## Record set:
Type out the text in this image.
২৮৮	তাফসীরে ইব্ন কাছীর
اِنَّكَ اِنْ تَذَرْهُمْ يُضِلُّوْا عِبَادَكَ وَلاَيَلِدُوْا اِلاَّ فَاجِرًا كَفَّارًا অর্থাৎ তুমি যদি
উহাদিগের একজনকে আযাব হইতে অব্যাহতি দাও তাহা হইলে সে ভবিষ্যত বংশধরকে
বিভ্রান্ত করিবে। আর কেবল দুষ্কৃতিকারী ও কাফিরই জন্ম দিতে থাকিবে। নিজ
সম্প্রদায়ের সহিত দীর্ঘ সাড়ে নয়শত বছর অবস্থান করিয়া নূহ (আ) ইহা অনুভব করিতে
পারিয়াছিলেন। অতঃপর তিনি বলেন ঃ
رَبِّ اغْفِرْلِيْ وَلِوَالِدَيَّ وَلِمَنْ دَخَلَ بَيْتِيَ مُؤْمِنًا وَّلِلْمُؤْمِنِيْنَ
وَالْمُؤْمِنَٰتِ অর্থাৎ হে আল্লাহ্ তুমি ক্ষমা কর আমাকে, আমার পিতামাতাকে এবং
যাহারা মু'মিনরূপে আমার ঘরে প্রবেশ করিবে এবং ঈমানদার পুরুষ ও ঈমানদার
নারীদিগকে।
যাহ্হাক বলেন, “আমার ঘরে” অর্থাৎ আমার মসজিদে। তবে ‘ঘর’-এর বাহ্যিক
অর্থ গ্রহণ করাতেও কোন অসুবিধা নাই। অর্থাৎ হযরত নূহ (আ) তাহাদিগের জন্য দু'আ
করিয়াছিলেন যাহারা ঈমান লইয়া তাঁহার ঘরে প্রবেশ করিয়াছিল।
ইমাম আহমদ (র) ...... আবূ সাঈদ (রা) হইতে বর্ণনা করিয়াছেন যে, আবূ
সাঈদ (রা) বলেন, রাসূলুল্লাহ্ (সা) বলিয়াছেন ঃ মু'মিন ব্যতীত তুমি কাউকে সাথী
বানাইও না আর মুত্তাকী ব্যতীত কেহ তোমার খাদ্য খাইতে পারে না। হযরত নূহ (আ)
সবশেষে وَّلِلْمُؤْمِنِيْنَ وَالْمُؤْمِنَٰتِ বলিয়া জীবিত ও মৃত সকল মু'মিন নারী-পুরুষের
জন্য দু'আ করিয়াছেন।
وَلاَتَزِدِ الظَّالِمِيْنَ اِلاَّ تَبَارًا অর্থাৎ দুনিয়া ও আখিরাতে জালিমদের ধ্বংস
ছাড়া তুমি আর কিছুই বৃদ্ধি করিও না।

...

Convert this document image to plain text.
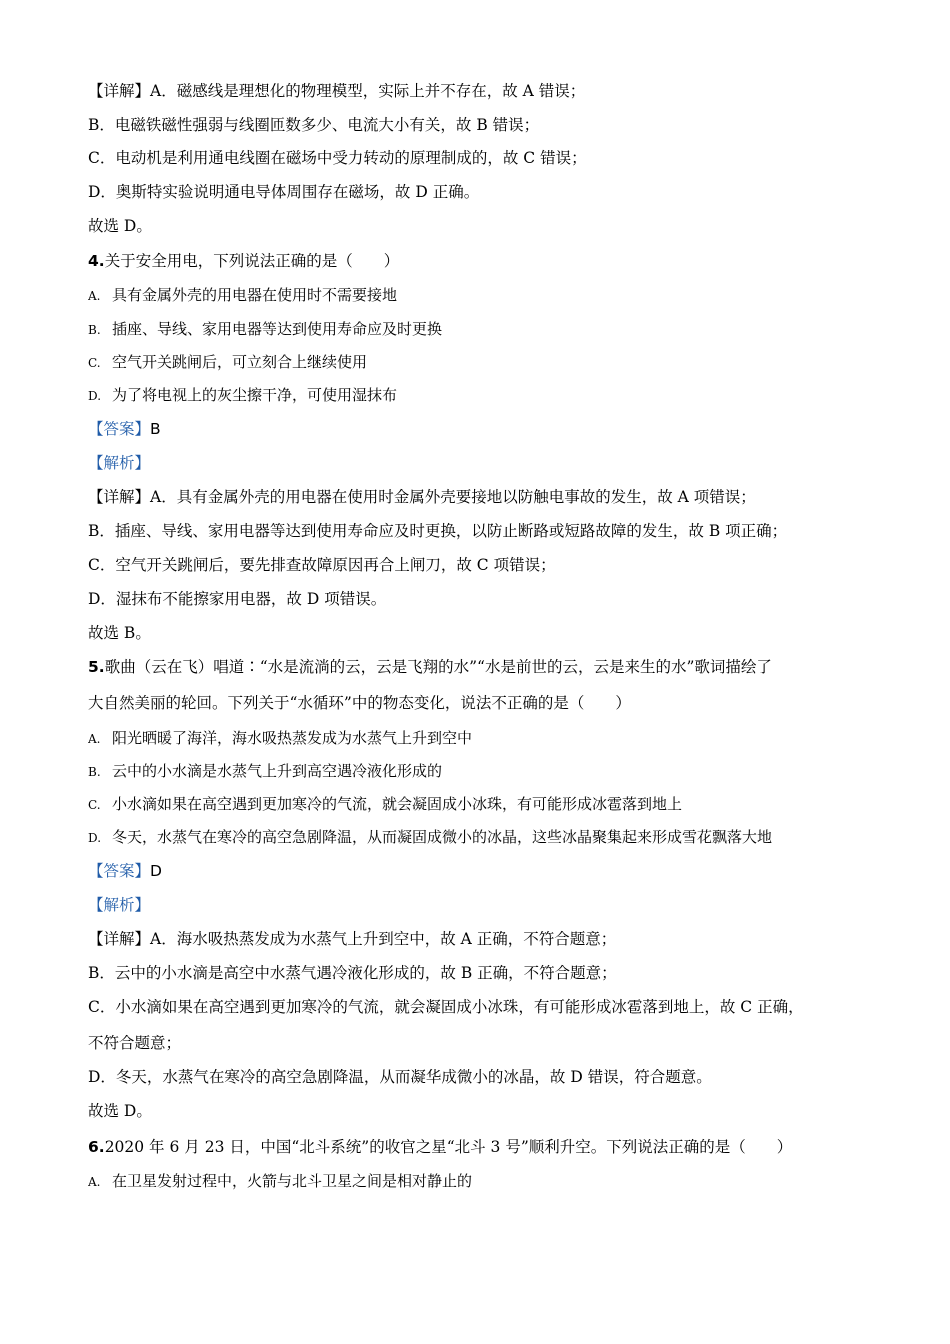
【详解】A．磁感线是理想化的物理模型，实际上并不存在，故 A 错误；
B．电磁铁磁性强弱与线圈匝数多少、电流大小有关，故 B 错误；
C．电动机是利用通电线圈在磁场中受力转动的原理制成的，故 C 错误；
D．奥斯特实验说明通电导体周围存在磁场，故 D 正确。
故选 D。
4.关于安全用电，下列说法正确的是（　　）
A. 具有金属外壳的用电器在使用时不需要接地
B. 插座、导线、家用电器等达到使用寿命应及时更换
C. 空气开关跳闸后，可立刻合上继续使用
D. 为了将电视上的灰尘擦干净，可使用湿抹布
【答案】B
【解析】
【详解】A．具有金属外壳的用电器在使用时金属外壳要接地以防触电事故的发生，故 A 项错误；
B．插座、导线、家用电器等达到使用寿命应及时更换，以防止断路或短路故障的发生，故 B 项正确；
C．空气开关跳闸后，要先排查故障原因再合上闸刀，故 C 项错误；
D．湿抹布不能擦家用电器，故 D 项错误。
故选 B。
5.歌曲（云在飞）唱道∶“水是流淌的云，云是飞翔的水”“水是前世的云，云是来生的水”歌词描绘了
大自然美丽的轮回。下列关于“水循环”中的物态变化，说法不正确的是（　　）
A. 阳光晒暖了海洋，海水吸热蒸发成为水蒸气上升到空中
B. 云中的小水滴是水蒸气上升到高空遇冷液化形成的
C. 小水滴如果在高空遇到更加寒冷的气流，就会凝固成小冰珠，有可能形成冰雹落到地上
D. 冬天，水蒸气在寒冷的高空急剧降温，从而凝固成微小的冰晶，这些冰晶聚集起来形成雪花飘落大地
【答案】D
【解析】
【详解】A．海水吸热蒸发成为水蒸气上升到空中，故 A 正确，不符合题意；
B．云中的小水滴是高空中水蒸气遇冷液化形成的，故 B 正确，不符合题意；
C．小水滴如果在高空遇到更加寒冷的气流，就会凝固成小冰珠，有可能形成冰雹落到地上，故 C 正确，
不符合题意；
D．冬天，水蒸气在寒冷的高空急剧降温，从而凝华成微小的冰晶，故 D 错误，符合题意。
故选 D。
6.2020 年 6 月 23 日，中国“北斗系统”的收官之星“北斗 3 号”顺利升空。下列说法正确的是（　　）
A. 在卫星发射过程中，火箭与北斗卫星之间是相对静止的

## What you have to do:
In the entries above, find every line with the word "海水吸热蒸发成为水蒸气上升到空中" and list it.

## Reply to the task:
A. 阳光晒暖了海洋，海水吸热蒸发成为水蒸气上升到空中
【详解】A．海水吸热蒸发成为水蒸气上升到空中，故 A 正确，不符合题意；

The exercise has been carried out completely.